> _SHORT EXERCISE_
Give, as a bare number, the count of lines that contain the word "kicker".

Dataset records:
..........

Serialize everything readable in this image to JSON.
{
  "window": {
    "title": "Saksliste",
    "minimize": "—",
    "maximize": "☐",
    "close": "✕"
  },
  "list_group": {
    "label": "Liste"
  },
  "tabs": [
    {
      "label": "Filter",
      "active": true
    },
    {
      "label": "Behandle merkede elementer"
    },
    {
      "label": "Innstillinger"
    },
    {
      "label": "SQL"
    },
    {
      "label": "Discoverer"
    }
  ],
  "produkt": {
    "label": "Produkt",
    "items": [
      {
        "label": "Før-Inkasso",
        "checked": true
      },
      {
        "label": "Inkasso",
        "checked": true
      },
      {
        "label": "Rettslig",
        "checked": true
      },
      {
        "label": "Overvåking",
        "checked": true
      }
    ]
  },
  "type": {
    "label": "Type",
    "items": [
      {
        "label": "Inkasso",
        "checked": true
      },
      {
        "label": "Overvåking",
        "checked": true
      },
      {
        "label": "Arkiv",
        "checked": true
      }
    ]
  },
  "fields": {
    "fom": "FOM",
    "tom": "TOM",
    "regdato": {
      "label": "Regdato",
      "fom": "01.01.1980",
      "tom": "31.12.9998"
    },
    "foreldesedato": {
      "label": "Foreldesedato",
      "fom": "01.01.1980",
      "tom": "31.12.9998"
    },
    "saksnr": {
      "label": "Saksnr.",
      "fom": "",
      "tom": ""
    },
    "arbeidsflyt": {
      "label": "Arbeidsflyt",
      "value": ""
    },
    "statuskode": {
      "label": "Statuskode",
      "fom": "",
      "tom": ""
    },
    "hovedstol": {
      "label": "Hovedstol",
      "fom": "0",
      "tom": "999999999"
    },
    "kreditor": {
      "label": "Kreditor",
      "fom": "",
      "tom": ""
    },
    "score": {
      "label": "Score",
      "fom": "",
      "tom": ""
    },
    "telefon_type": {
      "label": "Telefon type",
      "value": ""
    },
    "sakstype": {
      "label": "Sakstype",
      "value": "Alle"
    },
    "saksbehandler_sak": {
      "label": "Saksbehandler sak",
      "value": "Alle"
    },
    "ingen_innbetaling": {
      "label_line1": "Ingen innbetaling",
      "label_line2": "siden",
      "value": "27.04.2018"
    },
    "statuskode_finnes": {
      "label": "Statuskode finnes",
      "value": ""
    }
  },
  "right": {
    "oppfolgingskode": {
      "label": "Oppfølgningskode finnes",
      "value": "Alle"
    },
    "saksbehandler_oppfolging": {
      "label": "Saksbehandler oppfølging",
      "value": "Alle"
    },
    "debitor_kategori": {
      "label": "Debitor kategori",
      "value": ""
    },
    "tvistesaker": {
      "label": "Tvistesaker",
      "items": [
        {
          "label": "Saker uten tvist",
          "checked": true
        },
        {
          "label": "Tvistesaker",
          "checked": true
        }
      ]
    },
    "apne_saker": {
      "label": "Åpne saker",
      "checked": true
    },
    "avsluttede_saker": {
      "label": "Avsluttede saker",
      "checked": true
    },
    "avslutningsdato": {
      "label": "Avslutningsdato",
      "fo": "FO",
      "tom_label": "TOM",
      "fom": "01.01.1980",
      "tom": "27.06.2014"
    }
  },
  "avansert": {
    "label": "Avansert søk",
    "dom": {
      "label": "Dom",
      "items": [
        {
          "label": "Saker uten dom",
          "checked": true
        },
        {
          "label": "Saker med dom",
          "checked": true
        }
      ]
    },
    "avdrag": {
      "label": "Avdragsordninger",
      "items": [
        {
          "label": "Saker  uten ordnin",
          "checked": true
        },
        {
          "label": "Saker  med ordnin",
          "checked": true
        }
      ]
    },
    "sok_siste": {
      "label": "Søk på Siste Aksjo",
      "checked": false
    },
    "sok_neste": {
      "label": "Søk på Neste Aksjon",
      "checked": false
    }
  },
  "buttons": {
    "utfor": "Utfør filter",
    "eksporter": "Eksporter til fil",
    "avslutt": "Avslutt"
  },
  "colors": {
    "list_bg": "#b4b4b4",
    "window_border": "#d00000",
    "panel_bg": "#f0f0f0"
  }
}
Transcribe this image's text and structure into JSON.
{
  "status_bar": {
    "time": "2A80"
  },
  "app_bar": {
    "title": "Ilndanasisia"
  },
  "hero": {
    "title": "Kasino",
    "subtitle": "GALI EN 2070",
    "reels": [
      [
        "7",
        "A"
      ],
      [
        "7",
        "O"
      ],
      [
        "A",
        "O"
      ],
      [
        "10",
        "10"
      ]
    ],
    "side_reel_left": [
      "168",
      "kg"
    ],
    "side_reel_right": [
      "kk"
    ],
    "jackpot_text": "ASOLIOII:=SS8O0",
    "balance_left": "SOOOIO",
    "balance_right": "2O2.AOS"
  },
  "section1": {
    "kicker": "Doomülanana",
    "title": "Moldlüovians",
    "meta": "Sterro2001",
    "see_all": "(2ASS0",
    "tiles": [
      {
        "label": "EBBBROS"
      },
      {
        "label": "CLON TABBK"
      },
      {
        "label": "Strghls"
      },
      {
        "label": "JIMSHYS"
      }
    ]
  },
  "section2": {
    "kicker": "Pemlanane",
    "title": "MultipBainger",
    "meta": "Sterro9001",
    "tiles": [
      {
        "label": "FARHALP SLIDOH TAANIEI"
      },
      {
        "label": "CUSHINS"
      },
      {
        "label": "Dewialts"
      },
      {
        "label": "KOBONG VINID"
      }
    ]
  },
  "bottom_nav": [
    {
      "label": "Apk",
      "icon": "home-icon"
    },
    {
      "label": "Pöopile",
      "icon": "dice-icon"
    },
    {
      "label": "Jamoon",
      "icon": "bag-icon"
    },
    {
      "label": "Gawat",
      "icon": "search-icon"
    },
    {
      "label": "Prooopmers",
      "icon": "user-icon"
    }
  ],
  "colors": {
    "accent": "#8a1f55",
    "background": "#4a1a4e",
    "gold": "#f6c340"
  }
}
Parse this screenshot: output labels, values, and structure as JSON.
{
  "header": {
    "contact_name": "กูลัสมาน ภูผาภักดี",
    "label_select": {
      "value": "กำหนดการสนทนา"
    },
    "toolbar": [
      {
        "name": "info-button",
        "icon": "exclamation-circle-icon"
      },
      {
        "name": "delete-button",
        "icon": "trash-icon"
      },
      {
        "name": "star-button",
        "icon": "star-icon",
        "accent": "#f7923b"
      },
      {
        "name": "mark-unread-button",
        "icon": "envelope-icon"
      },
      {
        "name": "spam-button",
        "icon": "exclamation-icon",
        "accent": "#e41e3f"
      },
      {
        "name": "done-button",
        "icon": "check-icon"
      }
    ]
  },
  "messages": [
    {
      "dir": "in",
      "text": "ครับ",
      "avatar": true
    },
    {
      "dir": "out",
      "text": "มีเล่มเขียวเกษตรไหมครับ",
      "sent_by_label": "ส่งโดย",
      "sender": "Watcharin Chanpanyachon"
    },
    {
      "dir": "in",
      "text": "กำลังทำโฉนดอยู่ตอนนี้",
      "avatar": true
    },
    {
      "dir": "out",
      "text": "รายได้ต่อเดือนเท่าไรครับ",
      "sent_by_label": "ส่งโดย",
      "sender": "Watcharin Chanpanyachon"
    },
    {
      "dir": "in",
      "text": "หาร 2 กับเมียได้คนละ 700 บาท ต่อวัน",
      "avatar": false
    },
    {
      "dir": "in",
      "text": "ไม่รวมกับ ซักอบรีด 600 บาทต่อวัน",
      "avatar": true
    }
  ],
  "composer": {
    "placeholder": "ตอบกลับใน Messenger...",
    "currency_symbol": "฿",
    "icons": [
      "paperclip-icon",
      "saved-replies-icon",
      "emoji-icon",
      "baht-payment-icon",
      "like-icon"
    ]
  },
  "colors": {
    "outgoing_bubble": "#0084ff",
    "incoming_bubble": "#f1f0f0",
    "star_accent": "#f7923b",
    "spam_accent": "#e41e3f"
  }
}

..........

> _ANSWER FOR THE TASK_
2